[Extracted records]
>> BEGIN

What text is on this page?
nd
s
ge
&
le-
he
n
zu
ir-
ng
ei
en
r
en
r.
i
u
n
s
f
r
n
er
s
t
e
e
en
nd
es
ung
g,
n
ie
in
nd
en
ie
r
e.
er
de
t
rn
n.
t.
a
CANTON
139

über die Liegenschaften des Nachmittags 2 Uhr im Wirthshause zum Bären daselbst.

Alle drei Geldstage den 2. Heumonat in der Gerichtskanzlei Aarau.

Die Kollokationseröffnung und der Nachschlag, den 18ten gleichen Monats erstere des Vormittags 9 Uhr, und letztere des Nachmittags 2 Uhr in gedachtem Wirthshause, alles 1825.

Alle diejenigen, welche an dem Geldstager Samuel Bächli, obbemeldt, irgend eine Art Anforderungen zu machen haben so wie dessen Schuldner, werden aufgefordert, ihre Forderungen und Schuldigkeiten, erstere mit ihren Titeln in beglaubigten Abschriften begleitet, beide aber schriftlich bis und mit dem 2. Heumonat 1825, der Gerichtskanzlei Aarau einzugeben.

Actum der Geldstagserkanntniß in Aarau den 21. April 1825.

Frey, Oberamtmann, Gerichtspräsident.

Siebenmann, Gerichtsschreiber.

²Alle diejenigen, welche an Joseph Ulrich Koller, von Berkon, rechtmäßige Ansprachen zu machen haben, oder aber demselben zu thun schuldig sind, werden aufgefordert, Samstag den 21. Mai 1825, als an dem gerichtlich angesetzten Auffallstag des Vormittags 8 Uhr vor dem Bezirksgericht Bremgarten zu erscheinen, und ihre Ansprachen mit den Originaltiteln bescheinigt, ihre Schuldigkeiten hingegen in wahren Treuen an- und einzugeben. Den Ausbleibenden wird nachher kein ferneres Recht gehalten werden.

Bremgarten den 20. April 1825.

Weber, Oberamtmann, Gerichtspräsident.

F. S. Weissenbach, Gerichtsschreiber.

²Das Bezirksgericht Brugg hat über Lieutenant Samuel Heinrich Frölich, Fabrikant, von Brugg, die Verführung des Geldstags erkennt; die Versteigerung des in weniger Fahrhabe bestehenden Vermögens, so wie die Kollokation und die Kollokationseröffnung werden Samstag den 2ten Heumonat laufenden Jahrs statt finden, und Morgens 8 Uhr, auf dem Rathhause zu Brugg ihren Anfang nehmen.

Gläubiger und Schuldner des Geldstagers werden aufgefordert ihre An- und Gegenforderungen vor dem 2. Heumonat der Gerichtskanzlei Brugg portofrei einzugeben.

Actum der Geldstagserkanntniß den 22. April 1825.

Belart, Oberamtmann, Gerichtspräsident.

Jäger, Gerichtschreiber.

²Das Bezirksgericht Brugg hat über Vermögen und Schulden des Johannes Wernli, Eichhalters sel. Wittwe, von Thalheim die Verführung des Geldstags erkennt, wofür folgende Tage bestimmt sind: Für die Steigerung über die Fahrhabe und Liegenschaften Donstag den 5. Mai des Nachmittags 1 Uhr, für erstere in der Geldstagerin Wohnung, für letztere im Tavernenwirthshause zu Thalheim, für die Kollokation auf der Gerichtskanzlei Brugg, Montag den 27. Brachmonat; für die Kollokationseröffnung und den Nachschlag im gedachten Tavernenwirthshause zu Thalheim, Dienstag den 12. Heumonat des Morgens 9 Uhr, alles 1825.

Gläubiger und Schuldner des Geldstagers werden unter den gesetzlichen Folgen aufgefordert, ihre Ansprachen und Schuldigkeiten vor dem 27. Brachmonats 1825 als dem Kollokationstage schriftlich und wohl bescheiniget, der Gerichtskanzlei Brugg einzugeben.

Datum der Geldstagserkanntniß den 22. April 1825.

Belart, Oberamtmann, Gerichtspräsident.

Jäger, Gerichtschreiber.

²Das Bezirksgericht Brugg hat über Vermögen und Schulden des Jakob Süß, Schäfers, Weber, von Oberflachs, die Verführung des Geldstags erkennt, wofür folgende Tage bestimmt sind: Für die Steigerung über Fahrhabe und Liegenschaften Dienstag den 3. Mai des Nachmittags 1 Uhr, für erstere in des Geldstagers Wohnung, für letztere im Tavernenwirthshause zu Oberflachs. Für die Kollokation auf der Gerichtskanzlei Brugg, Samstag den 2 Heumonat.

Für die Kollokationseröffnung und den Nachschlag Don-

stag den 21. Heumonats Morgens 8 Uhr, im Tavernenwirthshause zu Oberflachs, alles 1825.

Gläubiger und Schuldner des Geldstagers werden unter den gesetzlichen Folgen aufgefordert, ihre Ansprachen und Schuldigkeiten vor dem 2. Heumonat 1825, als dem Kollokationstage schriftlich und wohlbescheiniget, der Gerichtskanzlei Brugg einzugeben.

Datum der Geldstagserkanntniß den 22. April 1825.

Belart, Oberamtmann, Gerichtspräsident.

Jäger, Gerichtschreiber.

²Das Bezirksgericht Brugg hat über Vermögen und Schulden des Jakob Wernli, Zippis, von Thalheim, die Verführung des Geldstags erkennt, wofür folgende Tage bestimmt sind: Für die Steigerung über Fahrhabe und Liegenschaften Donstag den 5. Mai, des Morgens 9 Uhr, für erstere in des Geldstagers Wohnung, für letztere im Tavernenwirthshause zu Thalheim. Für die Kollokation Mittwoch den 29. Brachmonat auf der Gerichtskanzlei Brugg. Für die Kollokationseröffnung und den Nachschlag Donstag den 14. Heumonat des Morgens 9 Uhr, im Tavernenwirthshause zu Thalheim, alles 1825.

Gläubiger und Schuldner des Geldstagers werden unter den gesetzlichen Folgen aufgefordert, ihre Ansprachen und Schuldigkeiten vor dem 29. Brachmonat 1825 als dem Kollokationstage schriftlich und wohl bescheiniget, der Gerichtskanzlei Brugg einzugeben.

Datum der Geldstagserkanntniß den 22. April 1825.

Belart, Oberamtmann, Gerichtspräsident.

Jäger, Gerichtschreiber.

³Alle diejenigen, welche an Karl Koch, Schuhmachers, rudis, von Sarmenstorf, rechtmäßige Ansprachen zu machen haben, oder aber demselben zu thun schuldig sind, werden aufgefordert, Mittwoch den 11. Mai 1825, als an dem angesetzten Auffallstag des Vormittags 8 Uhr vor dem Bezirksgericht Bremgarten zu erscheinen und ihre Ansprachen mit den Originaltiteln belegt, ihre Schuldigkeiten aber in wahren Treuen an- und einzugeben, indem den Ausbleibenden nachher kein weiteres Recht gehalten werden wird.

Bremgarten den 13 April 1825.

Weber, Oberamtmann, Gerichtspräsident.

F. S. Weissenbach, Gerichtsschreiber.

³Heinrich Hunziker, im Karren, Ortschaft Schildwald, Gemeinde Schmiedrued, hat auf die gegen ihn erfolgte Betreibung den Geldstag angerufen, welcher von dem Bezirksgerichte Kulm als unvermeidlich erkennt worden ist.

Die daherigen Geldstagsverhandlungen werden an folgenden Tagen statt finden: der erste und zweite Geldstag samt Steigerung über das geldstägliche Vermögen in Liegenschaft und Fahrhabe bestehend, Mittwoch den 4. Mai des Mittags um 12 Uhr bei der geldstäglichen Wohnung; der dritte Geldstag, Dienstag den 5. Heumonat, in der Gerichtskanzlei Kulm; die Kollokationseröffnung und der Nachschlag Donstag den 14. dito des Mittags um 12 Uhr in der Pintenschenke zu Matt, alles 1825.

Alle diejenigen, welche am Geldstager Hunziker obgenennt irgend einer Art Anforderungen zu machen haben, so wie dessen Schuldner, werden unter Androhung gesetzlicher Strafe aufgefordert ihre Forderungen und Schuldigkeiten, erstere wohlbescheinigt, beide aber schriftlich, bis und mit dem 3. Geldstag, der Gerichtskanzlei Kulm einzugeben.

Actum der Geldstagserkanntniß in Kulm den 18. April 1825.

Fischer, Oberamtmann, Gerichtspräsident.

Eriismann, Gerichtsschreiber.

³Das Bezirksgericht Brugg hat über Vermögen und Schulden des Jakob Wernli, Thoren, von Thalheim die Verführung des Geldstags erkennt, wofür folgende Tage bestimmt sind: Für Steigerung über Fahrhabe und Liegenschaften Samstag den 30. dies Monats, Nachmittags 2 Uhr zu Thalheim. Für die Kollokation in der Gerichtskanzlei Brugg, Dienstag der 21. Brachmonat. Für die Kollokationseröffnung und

>> END

What you will do:
Pick out all lines containing the string "Nachschlag".

Finished exercise:
Die Kollokationseröffnung und der Nachschlag, den 18ten gleichen Monats erstere des Vormittags 9 Uhr, und letztere des Nachmittags 2 Uhr in gedachtem Wirthshause, alles 1825.
²Das Bezirksgericht Brugg hat über Vermögen und Schulden des Johannes Wernli, Eichhalters sel. Wittwe, von Thalheim die Verführung des Geldstags erkennt, wofür folgende Tage bestimmt sind: Für die Steigerung über die Fahrhabe und Liegenschaften Donstag den 5. Mai des Nachmittags 1 Uhr, für erstere in der Geldstagerin Wohnung, für letztere im Tavernenwirthshause zu Thalheim, für die Kollokation auf der Gerichtskanzlei Brugg, Montag den 27. Brachmonat; für die Kollokationseröffnung und den Nachschlag im gedachten Tavernenwirthshause zu Thalheim, Dienstag den 12. Heumonat des Morgens 9 Uhr, alles 1825.
Für die Kollokationseröffnung und den Nachschlag Don-
²Das Bezirksgericht Brugg hat über Vermögen und Schulden des Jakob Wernli, Zippis, von Thalheim, die Verführung des Geldstags erkennt, wofür folgende Tage bestimmt sind: Für die Steigerung über Fahrhabe und Liegenschaften Donstag den 5. Mai, des Morgens 9 Uhr, für erstere in des Geldstagers Wohnung, für letztere im Tavernenwirthshause zu Thalheim. Für die Kollokation Mittwoch den 29. Brachmonat auf der Gerichtskanzlei Brugg. Für die Kollokationseröffnung und den Nachschlag Donstag den 14. Heumonat des Morgens 9 Uhr, im Tavernenwirthshause zu Thalheim, alles 1825.
Die daherigen Geldstagsverhandlungen werden an folgenden Tagen statt finden: der erste und zweite Geldstag samt Steigerung über das geldstägliche Vermögen in Liegenschaft und Fahrhabe bestehend, Mittwoch den 4. Mai des Mittags um 12 Uhr bei der geldstäglichen Wohnung; der dritte Geldstag, Dienstag den 5. Heumonat, in der Gerichtskanzlei Kulm; die Kollokationseröffnung und der Nachschlag Donstag den 14. dito des Mittags um 12 Uhr in der Pintenschenke zu Matt, alles 1825.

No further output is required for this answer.